[RECORDS SUPPLIED]
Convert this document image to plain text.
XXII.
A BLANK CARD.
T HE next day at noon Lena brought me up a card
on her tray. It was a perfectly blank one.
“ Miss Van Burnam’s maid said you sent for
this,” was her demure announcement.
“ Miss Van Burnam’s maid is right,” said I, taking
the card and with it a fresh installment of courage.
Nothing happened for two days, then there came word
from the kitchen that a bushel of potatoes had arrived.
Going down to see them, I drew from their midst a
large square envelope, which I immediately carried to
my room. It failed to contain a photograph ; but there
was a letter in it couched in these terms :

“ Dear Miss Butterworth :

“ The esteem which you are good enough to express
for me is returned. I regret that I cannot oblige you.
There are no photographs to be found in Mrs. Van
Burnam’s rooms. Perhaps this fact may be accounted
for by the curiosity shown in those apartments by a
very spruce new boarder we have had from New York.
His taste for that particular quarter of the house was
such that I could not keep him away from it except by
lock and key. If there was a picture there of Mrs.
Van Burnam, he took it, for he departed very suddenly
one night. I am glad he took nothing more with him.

[GIVEN INSTRUCTION]
Report how many lines in the listing include the word "took". Give nothing but the count.

[TASK ANSWER]
2